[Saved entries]
┄┄┄┄┄┄┄┄┄┄┄┄┄┄┄┄┄┄┄┄

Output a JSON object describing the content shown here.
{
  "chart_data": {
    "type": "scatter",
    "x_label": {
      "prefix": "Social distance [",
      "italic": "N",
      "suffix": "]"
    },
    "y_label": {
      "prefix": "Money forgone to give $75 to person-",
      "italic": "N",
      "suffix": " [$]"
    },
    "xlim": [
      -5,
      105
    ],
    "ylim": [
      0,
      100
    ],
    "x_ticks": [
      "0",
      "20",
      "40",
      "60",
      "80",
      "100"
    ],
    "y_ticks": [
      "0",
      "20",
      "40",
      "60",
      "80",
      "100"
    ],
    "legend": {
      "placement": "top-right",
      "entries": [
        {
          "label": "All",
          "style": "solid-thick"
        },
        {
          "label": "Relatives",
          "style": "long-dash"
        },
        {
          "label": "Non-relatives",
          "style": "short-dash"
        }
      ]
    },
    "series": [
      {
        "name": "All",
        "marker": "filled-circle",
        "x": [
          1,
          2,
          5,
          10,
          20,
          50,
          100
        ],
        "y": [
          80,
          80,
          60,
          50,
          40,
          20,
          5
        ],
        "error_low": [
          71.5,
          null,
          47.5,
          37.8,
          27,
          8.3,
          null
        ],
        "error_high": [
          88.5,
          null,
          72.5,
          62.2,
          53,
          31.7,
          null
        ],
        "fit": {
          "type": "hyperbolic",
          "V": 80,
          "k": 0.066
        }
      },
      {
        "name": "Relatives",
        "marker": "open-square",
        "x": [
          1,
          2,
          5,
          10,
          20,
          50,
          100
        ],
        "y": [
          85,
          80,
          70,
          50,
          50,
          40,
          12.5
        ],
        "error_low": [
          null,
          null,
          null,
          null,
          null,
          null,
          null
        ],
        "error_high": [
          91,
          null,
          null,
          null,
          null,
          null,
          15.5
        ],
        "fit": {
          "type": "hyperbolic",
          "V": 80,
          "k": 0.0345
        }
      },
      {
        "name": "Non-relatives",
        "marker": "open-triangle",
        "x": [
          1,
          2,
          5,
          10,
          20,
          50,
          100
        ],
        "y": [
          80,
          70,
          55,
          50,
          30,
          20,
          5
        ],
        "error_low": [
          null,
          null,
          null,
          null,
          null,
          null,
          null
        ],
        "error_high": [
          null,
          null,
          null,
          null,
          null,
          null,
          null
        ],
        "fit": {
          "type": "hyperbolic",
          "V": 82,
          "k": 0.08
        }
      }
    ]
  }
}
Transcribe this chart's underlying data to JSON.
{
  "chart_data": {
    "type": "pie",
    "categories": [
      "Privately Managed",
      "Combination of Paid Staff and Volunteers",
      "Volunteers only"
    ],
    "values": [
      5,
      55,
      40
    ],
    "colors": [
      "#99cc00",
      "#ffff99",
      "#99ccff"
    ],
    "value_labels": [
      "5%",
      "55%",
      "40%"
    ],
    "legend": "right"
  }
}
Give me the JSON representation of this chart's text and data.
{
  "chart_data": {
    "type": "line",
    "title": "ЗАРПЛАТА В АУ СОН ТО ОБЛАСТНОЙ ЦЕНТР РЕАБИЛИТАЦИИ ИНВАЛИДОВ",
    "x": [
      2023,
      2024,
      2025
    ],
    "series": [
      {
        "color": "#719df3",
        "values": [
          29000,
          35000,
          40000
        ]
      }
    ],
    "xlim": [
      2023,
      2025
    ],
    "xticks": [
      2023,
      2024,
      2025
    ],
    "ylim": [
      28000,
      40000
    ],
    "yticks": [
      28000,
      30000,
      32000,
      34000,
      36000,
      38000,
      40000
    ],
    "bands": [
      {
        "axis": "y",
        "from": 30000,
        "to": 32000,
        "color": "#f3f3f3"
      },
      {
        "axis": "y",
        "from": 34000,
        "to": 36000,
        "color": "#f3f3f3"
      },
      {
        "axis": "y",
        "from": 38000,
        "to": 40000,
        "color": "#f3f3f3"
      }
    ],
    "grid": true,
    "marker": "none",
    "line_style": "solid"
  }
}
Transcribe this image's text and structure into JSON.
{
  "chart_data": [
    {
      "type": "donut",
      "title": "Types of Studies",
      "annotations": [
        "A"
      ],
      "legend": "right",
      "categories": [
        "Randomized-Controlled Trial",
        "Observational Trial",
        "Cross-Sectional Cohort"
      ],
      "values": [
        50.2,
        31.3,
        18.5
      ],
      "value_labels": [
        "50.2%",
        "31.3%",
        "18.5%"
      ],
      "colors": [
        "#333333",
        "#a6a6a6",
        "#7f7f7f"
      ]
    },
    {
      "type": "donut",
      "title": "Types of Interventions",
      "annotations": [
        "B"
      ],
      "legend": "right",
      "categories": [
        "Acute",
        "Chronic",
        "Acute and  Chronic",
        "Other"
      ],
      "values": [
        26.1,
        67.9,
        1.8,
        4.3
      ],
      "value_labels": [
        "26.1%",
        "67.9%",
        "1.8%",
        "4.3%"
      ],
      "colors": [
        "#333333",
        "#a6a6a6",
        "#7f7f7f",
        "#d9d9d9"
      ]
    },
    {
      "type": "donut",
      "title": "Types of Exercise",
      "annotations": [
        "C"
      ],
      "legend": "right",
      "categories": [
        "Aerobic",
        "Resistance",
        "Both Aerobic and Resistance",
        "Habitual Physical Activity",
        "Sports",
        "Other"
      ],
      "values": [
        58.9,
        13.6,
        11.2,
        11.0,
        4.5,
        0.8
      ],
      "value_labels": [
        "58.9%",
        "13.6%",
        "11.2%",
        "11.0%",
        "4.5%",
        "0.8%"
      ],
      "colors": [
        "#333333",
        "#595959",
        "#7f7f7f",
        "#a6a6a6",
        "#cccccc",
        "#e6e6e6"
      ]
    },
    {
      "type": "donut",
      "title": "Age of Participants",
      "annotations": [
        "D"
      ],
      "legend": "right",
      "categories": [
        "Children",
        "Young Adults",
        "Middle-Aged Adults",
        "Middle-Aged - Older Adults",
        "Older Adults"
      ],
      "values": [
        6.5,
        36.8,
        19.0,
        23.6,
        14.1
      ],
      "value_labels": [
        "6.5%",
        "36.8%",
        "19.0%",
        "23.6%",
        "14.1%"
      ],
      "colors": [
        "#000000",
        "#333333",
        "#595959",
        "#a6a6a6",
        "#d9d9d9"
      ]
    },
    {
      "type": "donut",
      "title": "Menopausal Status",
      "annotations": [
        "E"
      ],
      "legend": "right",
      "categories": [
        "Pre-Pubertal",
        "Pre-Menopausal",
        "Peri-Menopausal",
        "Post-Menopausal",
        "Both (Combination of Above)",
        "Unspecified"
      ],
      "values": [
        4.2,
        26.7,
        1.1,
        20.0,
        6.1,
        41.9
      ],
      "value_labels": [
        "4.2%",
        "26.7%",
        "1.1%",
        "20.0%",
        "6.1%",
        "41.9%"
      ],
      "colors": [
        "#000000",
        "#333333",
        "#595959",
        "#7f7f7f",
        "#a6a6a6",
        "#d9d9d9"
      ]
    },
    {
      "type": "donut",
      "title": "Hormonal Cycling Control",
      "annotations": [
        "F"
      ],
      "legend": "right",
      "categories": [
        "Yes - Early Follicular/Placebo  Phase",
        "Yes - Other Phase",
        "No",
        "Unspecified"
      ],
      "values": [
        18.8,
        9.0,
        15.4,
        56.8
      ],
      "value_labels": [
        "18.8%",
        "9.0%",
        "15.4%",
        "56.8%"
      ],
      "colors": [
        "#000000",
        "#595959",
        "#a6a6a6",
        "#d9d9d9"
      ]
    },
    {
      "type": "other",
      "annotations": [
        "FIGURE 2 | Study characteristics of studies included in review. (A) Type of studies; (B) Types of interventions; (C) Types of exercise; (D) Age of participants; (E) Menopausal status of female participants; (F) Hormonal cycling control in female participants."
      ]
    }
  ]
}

┄┄┄┄┄┄┄┄┄┄┄┄┄┄┄┄┄┄┄┄

▶ [Problem to work on]
Without leaving anything out, give the entries again exactly.

▶ [Expected answer]
Output a JSON object describing the content shown here.
{
  "chart_data": {
    "type": "scatter",
    "x_label": {
      "prefix": "Social distance [",
      "italic": "N",
      "suffix": "]"
    },
    "y_label": {
      "prefix": "Money forgone to give $75 to person-",
      "italic": "N",
      "suffix": " [$]"
    },
    "xlim": [
      -5,
      105
    ],
    "ylim": [
      0,
      100
    ],
    "x_ticks": [
      "0",
      "20",
      "40",
      "60",
      "80",
      "100"
    ],
    "y_ticks": [
      "0",
      "20",
      "40",
      "60",
      "80",
      "100"
    ],
    "legend": {
      "placement": "top-right",
      "entries": [
        {
          "label": "All",
          "style": "solid-thick"
        },
        {
          "label": "Relatives",
          "style": "long-dash"
        },
        {
          "label": "Non-relatives",
          "style": "short-dash"
        }
      ]
    },
    "series": [
      {
        "name": "All",
        "marker": "filled-circle",
        "x": [
          1,
          2,
          5,
          10,
          20,
          50,
          100
        ],
        "y": [
          80,
          80,
          60,
          50,
          40,
          20,
          5
        ],
        "error_low": [
          71.5,
          null,
          47.5,
          37.8,
          27,
          8.3,
          null
        ],
        "error_high": [
          88.5,
          null,
          72.5,
          62.2,
          53,
          31.7,
          null
        ],
        "fit": {
          "type": "hyperbolic",
          "V": 80,
          "k": 0.066
        }
      },
      {
        "name": "Relatives",
        "marker": "open-square",
        "x": [
          1,
          2,
          5,
          10,
          20,
          50,
          100
        ],
        "y": [
          85,
          80,
          70,
          50,
          50,
          40,
          12.5
        ],
        "error_low": [
          null,
          null,
          null,
          null,
          null,
          null,
          null
        ],
        "error_high": [
          91,
          null,
          null,
          null,
          null,
          null,
          15.5
        ],
        "fit": {
          "type": "hyperbolic",
          "V": 80,
          "k": 0.0345
        }
      },
      {
        "name": "Non-relatives",
        "marker": "open-triangle",
        "x": [
          1,
          2,
          5,
          10,
          20,
          50,
          100
        ],
        "y": [
          80,
          70,
          55,
          50,
          30,
          20,
          5
        ],
        "error_low": [
          null,
          null,
          null,
          null,
          null,
          null,
          null
        ],
        "error_high": [
          null,
          null,
          null,
          null,
          null,
          null,
          null
        ],
        "fit": {
          "type": "hyperbolic",
          "V": 82,
          "k": 0.08
        }
      }
    ]
  }
}
Transcribe this chart's underlying data to JSON.
{
  "chart_data": {
    "type": "pie",
    "categories": [
      "Privately Managed",
      "Combination of Paid Staff and Volunteers",
      "Volunteers only"
    ],
    "values": [
      5,
      55,
      40
    ],
    "colors": [
      "#99cc00",
      "#ffff99",
      "#99ccff"
    ],
    "value_labels": [
      "5%",
      "55%",
      "40%"
    ],
    "legend": "right"
  }
}
Give me the JSON representation of this chart's text and data.
{
  "chart_data": {
    "type": "line",
    "title": "ЗАРПЛАТА В АУ СОН ТО ОБЛАСТНОЙ ЦЕНТР РЕАБИЛИТАЦИИ ИНВАЛИДОВ",
    "x": [
      2023,
      2024,
      2025
    ],
    "series": [
      {
        "color": "#719df3",
        "values": [
          29000,
          35000,
          40000
        ]
      }
    ],
    "xlim": [
      2023,
      2025
    ],
    "xticks": [
      2023,
      2024,
      2025
    ],
    "ylim": [
      28000,
      40000
    ],
    "yticks": [
      28000,
      30000,
      32000,
      34000,
      36000,
      38000,
      40000
    ],
    "bands": [
      {
        "axis": "y",
        "from": 30000,
        "to": 32000,
        "color": "#f3f3f3"
      },
      {
        "axis": "y",
        "from": 34000,
        "to": 36000,
        "color": "#f3f3f3"
      },
      {
        "axis": "y",
        "from": 38000,
        "to": 40000,
        "color": "#f3f3f3"
      }
    ],
    "grid": true,
    "marker": "none",
    "line_style": "solid"
  }
}
Transcribe this image's text and structure into JSON.
{
  "chart_data": [
    {
      "type": "donut",
      "title": "Types of Studies",
      "annotations": [
        "A"
      ],
      "legend": "right",
      "categories": [
        "Randomized-Controlled Trial",
        "Observational Trial",
        "Cross-Sectional Cohort"
      ],
      "values": [
        50.2,
        31.3,
        18.5
      ],
      "value_labels": [
        "50.2%",
        "31.3%",
        "18.5%"
      ],
      "colors": [
        "#333333",
        "#a6a6a6",
        "#7f7f7f"
      ]
    },
    {
      "type": "donut",
      "title": "Types of Interventions",
      "annotations": [
        "B"
      ],
      "legend": "right",
      "categories": [
        "Acute",
        "Chronic",
        "Acute and  Chronic",
        "Other"
      ],
      "values": [
        26.1,
        67.9,
        1.8,
        4.3
      ],
      "value_labels": [
        "26.1%",
        "67.9%",
        "1.8%",
        "4.3%"
      ],
      "colors": [
        "#333333",
        "#a6a6a6",
        "#7f7f7f",
        "#d9d9d9"
      ]
    },
    {
      "type": "donut",
      "title": "Types of Exercise",
      "annotations": [
        "C"
      ],
      "legend": "right",
      "categories": [
        "Aerobic",
        "Resistance",
        "Both Aerobic and Resistance",
        "Habitual Physical Activity",
        "Sports",
        "Other"
      ],
      "values": [
        58.9,
        13.6,
        11.2,
        11.0,
        4.5,
        0.8
      ],
      "value_labels": [
        "58.9%",
        "13.6%",
        "11.2%",
        "11.0%",
        "4.5%",
        "0.8%"
      ],
      "colors": [
        "#333333",
        "#595959",
        "#7f7f7f",
        "#a6a6a6",
        "#cccccc",
        "#e6e6e6"
      ]
    },
    {
      "type": "donut",
      "title": "Age of Participants",
      "annotations": [
        "D"
      ],
      "legend": "right",
      "categories": [
        "Children",
        "Young Adults",
        "Middle-Aged Adults",
        "Middle-Aged - Older Adults",
        "Older Adults"
      ],
      "values": [
        6.5,
        36.8,
        19.0,
        23.6,
        14.1
      ],
      "value_labels": [
        "6.5%",
        "36.8%",
        "19.0%",
        "23.6%",
        "14.1%"
      ],
      "colors": [
        "#000000",
        "#333333",
        "#595959",
        "#a6a6a6",
        "#d9d9d9"
      ]
    },
    {
      "type": "donut",
      "title": "Menopausal Status",
      "annotations": [
        "E"
      ],
      "legend": "right",
      "categories": [
        "Pre-Pubertal",
        "Pre-Menopausal",
        "Peri-Menopausal",
        "Post-Menopausal",
        "Both (Combination of Above)",
        "Unspecified"
      ],
      "values": [
        4.2,
        26.7,
        1.1,
        20.0,
        6.1,
        41.9
      ],
      "value_labels": [
        "4.2%",
        "26.7%",
        "1.1%",
        "20.0%",
        "6.1%",
        "41.9%"
      ],
      "colors": [
        "#000000",
        "#333333",
        "#595959",
        "#7f7f7f",
        "#a6a6a6",
        "#d9d9d9"
      ]
    },
    {
      "type": "donut",
      "title": "Hormonal Cycling Control",
      "annotations": [
        "F"
      ],
      "legend": "right",
      "categories": [
        "Yes - Early Follicular/Placebo  Phase",
        "Yes - Other Phase",
        "No",
        "Unspecified"
      ],
      "values": [
        18.8,
        9.0,
        15.4,
        56.8
      ],
      "value_labels": [
        "18.8%",
        "9.0%",
        "15.4%",
        "56.8%"
      ],
      "colors": [
        "#000000",
        "#595959",
        "#a6a6a6",
        "#d9d9d9"
      ]
    },
    {
      "type": "other",
      "annotations": [
        "FIGURE 2 | Study characteristics of studies included in review. (A) Type of studies; (B) Types of interventions; (C) Types of exercise; (D) Age of participants; (E) Menopausal status of female participants; (F) Hormonal cycling control in female participants."
      ]
    }
  ]
}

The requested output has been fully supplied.